**Listing:**
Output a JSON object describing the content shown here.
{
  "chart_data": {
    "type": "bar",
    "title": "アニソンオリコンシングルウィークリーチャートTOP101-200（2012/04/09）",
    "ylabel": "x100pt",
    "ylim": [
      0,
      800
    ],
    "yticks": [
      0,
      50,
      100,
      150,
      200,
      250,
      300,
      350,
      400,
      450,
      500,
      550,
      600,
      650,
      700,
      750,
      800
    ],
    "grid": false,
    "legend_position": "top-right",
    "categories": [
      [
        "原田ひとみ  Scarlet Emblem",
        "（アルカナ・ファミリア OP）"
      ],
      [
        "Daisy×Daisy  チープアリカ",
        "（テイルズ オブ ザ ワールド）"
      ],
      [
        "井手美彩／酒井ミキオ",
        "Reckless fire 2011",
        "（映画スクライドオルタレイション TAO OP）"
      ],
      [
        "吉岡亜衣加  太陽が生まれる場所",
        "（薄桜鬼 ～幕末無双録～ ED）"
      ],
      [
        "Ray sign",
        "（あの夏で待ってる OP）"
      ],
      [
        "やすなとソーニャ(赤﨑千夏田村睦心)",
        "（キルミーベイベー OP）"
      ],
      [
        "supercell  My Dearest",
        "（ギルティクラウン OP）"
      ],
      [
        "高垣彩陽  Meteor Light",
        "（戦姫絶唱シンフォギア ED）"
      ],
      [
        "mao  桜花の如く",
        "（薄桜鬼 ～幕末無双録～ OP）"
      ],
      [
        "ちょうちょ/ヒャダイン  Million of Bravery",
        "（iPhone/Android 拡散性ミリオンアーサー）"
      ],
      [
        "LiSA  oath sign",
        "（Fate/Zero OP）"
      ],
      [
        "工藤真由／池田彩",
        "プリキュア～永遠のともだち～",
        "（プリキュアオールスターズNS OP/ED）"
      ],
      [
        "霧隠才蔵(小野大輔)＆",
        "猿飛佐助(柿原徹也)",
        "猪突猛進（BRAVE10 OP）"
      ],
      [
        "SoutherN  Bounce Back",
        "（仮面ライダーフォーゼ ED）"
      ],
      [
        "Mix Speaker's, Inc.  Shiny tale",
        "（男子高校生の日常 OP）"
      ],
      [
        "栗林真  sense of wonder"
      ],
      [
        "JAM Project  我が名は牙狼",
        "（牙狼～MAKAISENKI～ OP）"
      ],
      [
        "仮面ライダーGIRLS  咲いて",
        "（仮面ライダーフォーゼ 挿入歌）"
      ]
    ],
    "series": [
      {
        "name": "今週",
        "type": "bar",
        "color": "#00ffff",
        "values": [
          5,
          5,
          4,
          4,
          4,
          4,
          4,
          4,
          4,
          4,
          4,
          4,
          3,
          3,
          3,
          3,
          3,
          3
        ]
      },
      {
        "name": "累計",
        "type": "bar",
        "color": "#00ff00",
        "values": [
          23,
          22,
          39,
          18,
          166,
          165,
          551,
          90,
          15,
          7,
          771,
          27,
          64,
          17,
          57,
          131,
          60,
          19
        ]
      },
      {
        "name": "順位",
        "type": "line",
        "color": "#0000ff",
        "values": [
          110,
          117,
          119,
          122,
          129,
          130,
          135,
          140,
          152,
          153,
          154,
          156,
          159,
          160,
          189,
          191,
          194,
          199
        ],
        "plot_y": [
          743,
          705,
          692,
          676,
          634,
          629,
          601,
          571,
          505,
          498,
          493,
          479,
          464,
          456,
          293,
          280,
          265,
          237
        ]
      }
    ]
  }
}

**What is required:** Copy out all of the data exactly, leaving nothing out.

**Solution:**
Output a JSON object describing the content shown here.
{
  "chart_data": {
    "type": "bar",
    "title": "アニソンオリコンシングルウィークリーチャートTOP101-200（2012/04/09）",
    "ylabel": "x100pt",
    "ylim": [
      0,
      800
    ],
    "yticks": [
      0,
      50,
      100,
      150,
      200,
      250,
      300,
      350,
      400,
      450,
      500,
      550,
      600,
      650,
      700,
      750,
      800
    ],
    "grid": false,
    "legend_position": "top-right",
    "categories": [
      [
        "原田ひとみ  Scarlet Emblem",
        "（アルカナ・ファミリア OP）"
      ],
      [
        "Daisy×Daisy  チープアリカ",
        "（テイルズ オブ ザ ワールド）"
      ],
      [
        "井手美彩／酒井ミキオ",
        "Reckless fire 2011",
        "（映画スクライドオルタレイション TAO OP）"
      ],
      [
        "吉岡亜衣加  太陽が生まれる場所",
        "（薄桜鬼 ～幕末無双録～ ED）"
      ],
      [
        "Ray sign",
        "（あの夏で待ってる OP）"
      ],
      [
        "やすなとソーニャ(赤﨑千夏田村睦心)",
        "（キルミーベイベー OP）"
      ],
      [
        "supercell  My Dearest",
        "（ギルティクラウン OP）"
      ],
      [
        "高垣彩陽  Meteor Light",
        "（戦姫絶唱シンフォギア ED）"
      ],
      [
        "mao  桜花の如く",
        "（薄桜鬼 ～幕末無双録～ OP）"
      ],
      [
        "ちょうちょ/ヒャダイン  Million of Bravery",
        "（iPhone/Android 拡散性ミリオンアーサー）"
      ],
      [
        "LiSA  oath sign",
        "（Fate/Zero OP）"
      ],
      [
        "工藤真由／池田彩",
        "プリキュア～永遠のともだち～",
        "（プリキュアオールスターズNS OP/ED）"
      ],
      [
        "霧隠才蔵(小野大輔)＆",
        "猿飛佐助(柿原徹也)",
        "猪突猛進（BRAVE10 OP）"
      ],
      [
        "SoutherN  Bounce Back",
        "（仮面ライダーフォーゼ ED）"
      ],
      [
        "Mix Speaker's, Inc.  Shiny tale",
        "（男子高校生の日常 OP）"
      ],
      [
        "栗林真  sense of wonder"
      ],
      [
        "JAM Project  我が名は牙狼",
        "（牙狼～MAKAISENKI～ OP）"
      ],
      [
        "仮面ライダーGIRLS  咲いて",
        "（仮面ライダーフォーゼ 挿入歌）"
      ]
    ],
    "series": [
      {
        "name": "今週",
        "type": "bar",
        "color": "#00ffff",
        "values": [
          5,
          5,
          4,
          4,
          4,
          4,
          4,
          4,
          4,
          4,
          4,
          4,
          3,
          3,
          3,
          3,
          3,
          3
        ]
      },
      {
        "name": "累計",
        "type": "bar",
        "color": "#00ff00",
        "values": [
          23,
          22,
          39,
          18,
          166,
          165,
          551,
          90,
          15,
          7,
          771,
          27,
          64,
          17,
          57,
          131,
          60,
          19
        ]
      },
      {
        "name": "順位",
        "type": "line",
        "color": "#0000ff",
        "values": [
          110,
          117,
          119,
          122,
          129,
          130,
          135,
          140,
          152,
          153,
          154,
          156,
          159,
          160,
          189,
          191,
          194,
          199
        ],
        "plot_y": [
          743,
          705,
          692,
          676,
          634,
          629,
          601,
          571,
          505,
          498,
          493,
          479,
          464,
          456,
          293,
          280,
          265,
          237
        ]
      }
    ]
  }
}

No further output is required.